## [ACTIVITIES]
a – Summarize the Lovelace passage in two sentences.
b – Copy the Lovelace passage word for word, everything from "Night, mid-night, is" down to "she could forgive.".

TEXT SECTION Block Start

Lovelace is ashamed (L199)

[As the Lady could not know what Mr. Lovelace's designs were, nor the
   cause of his ill humour, it will not be improper to pursue the subject
   from his letter.

Having described his angry manner of demanding, in person, her company at
   supper, he proceeds as follows:]


‘She struggled to disengage herself.—Pray, Mr. Lovelace, let me withdraw. I know not why this is. I know not what I have done to offend you. I see you are come with a design to quarrel with me. If you would not terrify me by the ill humour you are in, permit me to withdraw. I will hear all you have to say another time—to-morrow morning, as I sent you word.—But indeed you frighten me—I beseech you, if you have any value for me, permit me to withdraw.
Night, mid-night, is necessary, Belford. Surprise, terror, must be necessary to the ultimate trial of this charming creature, say the women below what they will. I could not hold my purposes. This was not the first time that I had intended to try if she could forgive.
‘I kissed her hand with a fervour, as if I would have left my lips upon it.—Withdraw, then, dearest, and ever-dear creature. Indeed I entered in a very ill humour. I cannot bear the distance at which you so causelessly keep me. Withdraw, Madam, since it is your will to withdraw; and judge me generously; judge me but as I deserve to be judged; and let me hope to meet you to-morrow morning early in such a temper as becomes our present situation, and my future hopes.

TEXT SECTION Block End
DATASET EXTRACT Block Start

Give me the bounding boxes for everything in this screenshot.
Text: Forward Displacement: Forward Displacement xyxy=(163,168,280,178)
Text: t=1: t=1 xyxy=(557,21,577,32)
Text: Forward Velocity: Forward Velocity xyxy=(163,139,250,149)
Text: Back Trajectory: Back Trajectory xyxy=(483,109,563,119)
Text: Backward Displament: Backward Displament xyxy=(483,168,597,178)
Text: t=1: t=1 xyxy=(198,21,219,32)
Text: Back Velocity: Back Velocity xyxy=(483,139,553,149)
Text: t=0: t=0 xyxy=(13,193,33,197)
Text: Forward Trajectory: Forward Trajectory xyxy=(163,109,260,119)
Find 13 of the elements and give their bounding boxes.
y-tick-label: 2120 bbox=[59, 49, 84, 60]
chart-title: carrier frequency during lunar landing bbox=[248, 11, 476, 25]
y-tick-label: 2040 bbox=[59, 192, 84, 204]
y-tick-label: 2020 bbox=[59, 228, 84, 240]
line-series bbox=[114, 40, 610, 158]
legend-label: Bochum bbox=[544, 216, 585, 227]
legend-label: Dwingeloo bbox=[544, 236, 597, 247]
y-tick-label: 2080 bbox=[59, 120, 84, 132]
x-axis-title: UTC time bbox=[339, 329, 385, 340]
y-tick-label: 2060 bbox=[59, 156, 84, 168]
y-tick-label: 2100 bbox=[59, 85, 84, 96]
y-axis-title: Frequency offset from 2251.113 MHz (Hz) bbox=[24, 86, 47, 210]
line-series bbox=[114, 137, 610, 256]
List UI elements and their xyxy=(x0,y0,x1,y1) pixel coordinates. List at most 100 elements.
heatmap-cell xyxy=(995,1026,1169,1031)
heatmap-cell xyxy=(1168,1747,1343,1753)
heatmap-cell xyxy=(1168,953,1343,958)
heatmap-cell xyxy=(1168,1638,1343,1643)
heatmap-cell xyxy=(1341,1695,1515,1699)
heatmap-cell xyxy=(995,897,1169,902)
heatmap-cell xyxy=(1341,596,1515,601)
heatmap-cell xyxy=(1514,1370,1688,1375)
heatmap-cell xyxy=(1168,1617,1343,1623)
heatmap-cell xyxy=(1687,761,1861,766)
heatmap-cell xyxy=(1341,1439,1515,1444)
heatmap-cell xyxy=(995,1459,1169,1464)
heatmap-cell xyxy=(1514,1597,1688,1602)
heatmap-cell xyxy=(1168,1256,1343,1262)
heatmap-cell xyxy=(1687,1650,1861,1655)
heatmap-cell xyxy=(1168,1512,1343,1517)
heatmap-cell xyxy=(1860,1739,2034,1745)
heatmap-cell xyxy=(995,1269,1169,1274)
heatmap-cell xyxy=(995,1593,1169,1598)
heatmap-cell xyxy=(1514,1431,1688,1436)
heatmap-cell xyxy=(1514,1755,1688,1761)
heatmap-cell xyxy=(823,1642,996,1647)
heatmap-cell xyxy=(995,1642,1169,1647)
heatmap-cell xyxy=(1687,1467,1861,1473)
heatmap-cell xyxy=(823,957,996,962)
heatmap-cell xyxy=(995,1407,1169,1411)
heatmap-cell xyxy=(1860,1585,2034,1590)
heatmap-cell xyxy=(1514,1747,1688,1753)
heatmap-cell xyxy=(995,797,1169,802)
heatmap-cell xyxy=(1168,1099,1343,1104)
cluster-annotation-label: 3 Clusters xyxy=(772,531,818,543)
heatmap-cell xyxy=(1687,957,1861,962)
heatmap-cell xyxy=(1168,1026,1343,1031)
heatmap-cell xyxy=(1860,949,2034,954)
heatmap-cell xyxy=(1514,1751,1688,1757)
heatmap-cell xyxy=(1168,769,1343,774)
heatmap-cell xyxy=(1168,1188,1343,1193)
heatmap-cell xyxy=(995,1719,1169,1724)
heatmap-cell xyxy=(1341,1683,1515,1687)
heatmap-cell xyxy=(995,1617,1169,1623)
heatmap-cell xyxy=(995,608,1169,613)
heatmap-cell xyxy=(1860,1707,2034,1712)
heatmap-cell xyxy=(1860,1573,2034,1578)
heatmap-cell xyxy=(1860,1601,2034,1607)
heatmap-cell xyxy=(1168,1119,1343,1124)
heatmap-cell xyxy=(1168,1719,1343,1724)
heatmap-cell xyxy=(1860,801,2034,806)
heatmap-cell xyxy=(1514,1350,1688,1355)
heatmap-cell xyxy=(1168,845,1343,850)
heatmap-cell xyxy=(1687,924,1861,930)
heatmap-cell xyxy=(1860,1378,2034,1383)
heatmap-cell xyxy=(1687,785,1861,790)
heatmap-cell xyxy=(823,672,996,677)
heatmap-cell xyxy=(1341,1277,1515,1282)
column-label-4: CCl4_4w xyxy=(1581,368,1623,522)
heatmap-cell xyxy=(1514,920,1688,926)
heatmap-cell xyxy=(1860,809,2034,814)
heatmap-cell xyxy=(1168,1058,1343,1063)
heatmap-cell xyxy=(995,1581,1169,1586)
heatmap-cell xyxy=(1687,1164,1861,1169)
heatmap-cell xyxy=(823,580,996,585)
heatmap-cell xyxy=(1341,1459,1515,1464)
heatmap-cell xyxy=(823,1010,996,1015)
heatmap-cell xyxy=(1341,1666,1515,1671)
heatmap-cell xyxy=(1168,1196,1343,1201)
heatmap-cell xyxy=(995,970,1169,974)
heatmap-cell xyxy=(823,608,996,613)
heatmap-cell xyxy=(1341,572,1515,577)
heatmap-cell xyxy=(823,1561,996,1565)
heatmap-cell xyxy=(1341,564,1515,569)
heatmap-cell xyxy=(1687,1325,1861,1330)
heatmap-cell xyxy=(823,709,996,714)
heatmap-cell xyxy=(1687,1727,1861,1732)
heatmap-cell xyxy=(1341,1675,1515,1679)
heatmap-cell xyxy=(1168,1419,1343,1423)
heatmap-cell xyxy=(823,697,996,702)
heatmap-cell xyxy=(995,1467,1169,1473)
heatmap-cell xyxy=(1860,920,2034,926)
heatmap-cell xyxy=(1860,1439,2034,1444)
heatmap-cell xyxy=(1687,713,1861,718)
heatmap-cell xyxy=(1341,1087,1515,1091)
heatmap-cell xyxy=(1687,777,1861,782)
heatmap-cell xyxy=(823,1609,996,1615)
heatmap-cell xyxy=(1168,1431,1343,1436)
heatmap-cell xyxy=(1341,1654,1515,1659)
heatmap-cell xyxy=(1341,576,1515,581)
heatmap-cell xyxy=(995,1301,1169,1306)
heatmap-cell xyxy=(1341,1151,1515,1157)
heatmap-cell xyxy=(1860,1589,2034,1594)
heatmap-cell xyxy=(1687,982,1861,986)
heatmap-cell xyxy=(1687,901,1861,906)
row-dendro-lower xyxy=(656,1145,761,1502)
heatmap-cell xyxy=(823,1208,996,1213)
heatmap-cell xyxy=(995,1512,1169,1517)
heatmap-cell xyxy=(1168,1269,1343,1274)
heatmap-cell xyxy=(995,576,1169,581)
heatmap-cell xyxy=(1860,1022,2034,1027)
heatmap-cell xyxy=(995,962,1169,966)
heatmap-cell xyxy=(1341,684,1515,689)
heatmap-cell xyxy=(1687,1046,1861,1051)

DATASET EXTRACT Block End

## [ANSWERS TO THE TASKS]
a – An editorial note explains that, because the Lady could not know Mr. Lovelace's designs or the cause of his ill humour, the account continues from his letter. In it, she begs him to let her withdraw because he frightens her, and he tells Belford that night and terror are necessary to the ultimate trial of her, then kisses her hand, admits he entered in a very ill humour, and bids her withdraw in the hope of meeting her early the next morning.

b –
Night, mid-night, is necessary, Belford. Surprise, terror, must be necessary to the ultimate trial of this charming creature, say the women below what they will. I could not hold my purposes. This was not the first time that I had intended to try if she could forgive.